Task brief = The entries below should be transcribed in their entirety, exactly as written.

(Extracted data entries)
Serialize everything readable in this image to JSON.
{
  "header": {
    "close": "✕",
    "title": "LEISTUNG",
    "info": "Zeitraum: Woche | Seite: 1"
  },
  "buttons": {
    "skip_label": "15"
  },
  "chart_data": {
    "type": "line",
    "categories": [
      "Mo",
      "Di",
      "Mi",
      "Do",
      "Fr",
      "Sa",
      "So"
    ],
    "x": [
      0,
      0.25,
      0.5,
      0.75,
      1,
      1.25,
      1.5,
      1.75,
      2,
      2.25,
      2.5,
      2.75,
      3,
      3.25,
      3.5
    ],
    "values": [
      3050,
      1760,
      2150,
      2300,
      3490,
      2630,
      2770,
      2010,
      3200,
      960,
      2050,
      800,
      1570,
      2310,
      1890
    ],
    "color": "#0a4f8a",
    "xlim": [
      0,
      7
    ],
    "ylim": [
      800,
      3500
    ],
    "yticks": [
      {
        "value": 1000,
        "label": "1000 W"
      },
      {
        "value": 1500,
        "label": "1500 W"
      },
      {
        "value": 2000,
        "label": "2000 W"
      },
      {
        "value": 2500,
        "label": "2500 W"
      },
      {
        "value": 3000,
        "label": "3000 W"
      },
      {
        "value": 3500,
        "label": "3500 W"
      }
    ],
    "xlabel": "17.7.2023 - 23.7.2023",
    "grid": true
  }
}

The reply =
Serialize everything readable in this image to JSON.
{
  "header": {
    "close": "✕",
    "title": "LEISTUNG",
    "info": "Zeitraum: Woche | Seite: 1"
  },
  "buttons": {
    "skip_label": "15"
  },
  "chart_data": {
    "type": "line",
    "categories": [
      "Mo",
      "Di",
      "Mi",
      "Do",
      "Fr",
      "Sa",
      "So"
    ],
    "x": [
      0,
      0.25,
      0.5,
      0.75,
      1,
      1.25,
      1.5,
      1.75,
      2,
      2.25,
      2.5,
      2.75,
      3,
      3.25,
      3.5
    ],
    "values": [
      3050,
      1760,
      2150,
      2300,
      3490,
      2630,
      2770,
      2010,
      3200,
      960,
      2050,
      800,
      1570,
      2310,
      1890
    ],
    "color": "#0a4f8a",
    "xlim": [
      0,
      7
    ],
    "ylim": [
      800,
      3500
    ],
    "yticks": [
      {
        "value": 1000,
        "label": "1000 W"
      },
      {
        "value": 1500,
        "label": "1500 W"
      },
      {
        "value": 2000,
        "label": "2000 W"
      },
      {
        "value": 2500,
        "label": "2500 W"
      },
      {
        "value": 3000,
        "label": "3000 W"
      },
      {
        "value": 3500,
        "label": "3500 W"
      }
    ],
    "xlabel": "17.7.2023 - 23.7.2023",
    "grid": true
  }
}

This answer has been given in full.